→ INSTRUCTIONS FOR THE TASK:
Restate the entries word for word, omitting nothing.

→ RECORDS TO PROCESS:
===============

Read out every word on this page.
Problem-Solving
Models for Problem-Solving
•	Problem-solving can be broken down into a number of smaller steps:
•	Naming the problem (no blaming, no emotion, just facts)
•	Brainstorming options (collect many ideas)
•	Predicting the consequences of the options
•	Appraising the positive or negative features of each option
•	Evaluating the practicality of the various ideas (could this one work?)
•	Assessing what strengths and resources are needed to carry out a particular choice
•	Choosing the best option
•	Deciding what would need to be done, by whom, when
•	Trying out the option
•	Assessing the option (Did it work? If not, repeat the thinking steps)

===============

→ RESPONSE TO THIS TASK:
Read out every word on this page.
Problem-Solving
Models for Problem-Solving
•	Problem-solving can be broken down into a number of smaller steps:
•	Naming the problem (no blaming, no emotion, just facts)
•	Brainstorming options (collect many ideas)
•	Predicting the consequences of the options
•	Appraising the positive or negative features of each option
•	Evaluating the practicality of the various ideas (could this one work?)
•	Assessing what strengths and resources are needed to carry out a particular choice
•	Choosing the best option
•	Deciding what would need to be done, by whom, when
•	Trying out the option
•	Assessing the option (Did it work? If not, repeat the thinking steps)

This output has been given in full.